Text

Entscheidung ohne mündliche Verhandlung - Verkündung - Rügeverzicht


Tenor

Auf die Rechtsbeschwerde der Beteiligten zu 2., 3. und 4. werden der Beschluss des [X.] vom 26. November 2020 - 11 TaBV 56/20 - sowie der Beschluss des [X.] vom 25. Juni 2020 - 10 BV 26/20 - aufgehoben.

Das Verfahren wird zur neuen Anhörung und Entscheidung an das [X.] zurückverwiesen.

Gründe

1

A. Die Beteiligten streiten über die Errichtung eines Gesamtbetriebsrats.

2

Die antragstellende Arbeitgeberin ist eine Luftverkehrsgesellschaft mit Sitz in [X.] Sie beschäftigt ca. 580 Mitarbeiter im Bereich des Cockpits, 1.100 Mitarbeiter im Bereich des [X.] und zehn Mitarbeiter im Bereich des Bodenpersonals.

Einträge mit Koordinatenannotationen
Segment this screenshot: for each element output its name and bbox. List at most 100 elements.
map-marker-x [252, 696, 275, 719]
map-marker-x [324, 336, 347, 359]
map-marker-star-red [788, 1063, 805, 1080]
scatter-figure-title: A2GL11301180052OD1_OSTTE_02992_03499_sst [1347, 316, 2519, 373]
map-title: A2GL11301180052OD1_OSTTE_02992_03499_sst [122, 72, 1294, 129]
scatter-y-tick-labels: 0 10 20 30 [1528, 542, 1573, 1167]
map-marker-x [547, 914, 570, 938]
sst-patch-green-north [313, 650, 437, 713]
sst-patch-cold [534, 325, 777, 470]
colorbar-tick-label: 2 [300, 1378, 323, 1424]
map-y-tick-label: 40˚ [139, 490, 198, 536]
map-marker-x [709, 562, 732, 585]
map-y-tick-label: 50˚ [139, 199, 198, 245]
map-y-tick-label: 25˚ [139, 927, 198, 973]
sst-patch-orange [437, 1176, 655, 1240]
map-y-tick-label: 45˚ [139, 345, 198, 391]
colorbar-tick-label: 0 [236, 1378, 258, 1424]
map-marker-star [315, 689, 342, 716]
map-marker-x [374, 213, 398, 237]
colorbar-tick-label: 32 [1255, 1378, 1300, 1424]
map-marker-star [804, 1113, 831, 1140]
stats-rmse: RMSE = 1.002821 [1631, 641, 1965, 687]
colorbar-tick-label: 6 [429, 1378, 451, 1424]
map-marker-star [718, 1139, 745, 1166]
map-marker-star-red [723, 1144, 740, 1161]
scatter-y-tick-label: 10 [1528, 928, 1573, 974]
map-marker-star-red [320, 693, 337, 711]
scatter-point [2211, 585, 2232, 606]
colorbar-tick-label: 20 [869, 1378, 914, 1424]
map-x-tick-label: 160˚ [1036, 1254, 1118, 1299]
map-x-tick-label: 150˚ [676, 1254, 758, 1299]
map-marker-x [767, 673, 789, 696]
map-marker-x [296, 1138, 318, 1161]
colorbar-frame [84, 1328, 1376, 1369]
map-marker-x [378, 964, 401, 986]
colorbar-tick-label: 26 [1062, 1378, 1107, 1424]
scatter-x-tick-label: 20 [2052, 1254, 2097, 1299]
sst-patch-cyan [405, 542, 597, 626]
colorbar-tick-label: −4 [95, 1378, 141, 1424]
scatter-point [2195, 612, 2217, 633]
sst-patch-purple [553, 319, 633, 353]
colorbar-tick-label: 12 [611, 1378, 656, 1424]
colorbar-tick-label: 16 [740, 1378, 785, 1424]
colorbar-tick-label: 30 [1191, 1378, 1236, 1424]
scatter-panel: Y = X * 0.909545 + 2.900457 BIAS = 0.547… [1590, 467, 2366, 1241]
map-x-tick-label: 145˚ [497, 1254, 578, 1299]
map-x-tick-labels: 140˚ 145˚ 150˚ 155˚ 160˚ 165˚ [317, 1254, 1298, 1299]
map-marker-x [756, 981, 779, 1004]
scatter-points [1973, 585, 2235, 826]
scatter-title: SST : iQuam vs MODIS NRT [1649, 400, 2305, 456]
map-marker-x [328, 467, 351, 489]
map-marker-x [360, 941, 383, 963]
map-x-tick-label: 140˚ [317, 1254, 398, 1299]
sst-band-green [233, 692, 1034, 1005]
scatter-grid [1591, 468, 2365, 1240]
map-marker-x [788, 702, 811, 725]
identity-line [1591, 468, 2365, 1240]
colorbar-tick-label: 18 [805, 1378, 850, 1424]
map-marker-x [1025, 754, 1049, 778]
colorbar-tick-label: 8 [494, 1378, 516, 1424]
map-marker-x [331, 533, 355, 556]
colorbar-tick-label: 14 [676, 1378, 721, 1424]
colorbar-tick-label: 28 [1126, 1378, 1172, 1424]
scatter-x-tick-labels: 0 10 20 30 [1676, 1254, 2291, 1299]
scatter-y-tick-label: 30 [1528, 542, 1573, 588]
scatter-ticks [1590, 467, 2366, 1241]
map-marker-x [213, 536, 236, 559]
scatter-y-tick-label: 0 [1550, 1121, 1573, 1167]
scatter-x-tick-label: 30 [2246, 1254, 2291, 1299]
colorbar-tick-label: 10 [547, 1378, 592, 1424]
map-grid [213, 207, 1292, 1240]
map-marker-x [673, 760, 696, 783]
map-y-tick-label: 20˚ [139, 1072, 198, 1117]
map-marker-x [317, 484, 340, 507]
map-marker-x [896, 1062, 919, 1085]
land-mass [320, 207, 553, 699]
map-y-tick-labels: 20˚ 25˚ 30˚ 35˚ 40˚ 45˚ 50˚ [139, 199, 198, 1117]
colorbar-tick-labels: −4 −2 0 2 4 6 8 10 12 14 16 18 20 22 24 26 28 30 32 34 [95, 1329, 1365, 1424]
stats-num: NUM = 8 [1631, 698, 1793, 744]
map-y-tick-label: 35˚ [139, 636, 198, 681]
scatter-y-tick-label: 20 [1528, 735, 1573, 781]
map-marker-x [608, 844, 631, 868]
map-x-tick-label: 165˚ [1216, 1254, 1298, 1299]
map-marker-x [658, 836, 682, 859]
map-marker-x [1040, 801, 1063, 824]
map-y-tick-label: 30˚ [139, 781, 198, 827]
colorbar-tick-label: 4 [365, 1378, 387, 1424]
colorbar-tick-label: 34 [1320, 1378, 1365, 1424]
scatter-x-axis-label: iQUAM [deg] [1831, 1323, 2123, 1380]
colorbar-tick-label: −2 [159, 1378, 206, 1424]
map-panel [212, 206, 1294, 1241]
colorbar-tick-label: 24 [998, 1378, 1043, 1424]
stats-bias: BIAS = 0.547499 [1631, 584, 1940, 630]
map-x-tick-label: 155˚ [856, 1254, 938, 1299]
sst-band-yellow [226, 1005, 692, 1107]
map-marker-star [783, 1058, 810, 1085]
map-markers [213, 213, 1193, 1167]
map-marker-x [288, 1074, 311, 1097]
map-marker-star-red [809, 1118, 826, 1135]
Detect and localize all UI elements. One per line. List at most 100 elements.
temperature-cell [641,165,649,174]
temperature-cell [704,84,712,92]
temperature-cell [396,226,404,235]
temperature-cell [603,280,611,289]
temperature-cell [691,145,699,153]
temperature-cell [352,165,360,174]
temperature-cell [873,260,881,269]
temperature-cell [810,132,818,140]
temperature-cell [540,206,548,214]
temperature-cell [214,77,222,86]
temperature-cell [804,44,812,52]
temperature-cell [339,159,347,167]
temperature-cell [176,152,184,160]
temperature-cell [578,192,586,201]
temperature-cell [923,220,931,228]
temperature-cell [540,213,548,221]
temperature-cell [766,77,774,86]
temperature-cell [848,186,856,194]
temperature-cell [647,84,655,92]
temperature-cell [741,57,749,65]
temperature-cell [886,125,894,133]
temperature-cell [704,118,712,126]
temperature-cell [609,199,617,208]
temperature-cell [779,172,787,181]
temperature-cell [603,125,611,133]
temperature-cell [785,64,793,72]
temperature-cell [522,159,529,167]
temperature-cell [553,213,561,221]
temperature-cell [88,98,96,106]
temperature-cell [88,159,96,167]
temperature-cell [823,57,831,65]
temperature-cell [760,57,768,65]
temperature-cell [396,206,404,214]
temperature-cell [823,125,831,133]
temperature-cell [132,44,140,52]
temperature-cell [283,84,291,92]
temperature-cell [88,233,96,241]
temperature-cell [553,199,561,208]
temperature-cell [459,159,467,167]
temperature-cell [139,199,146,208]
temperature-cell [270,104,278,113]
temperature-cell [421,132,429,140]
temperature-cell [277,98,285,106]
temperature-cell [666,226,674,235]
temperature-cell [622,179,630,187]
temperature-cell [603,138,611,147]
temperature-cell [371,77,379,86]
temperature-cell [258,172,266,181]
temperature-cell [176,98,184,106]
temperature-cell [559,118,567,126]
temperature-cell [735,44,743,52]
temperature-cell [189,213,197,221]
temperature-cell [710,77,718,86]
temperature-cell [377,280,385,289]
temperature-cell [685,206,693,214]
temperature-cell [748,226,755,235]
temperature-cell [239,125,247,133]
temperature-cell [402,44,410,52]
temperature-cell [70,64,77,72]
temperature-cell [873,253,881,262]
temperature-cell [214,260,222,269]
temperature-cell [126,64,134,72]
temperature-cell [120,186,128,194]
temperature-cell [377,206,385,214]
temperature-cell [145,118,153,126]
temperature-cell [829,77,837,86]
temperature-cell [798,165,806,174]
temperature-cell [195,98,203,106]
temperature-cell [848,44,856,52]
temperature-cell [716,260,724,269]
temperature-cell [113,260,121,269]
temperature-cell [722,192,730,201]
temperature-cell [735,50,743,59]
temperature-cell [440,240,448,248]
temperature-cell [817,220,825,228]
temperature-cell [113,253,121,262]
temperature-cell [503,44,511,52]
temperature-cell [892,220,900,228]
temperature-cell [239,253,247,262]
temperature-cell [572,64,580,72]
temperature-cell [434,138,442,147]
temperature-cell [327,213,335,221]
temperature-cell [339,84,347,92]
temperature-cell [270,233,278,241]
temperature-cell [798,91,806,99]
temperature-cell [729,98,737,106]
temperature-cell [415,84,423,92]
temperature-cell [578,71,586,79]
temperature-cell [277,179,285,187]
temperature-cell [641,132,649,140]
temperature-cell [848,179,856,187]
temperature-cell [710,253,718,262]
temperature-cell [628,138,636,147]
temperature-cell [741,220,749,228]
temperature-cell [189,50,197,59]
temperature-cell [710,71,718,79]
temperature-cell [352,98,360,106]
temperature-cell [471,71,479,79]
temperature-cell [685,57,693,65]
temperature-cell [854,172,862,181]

Die Aufgabe
Worüber streiten die Beteiligten laut dem Text? Die Einträge stehen in keinem Zusammenhang mit dem Text.

Vollständige Antwort
Über die Errichtung eines Gesamtbetriebsrats.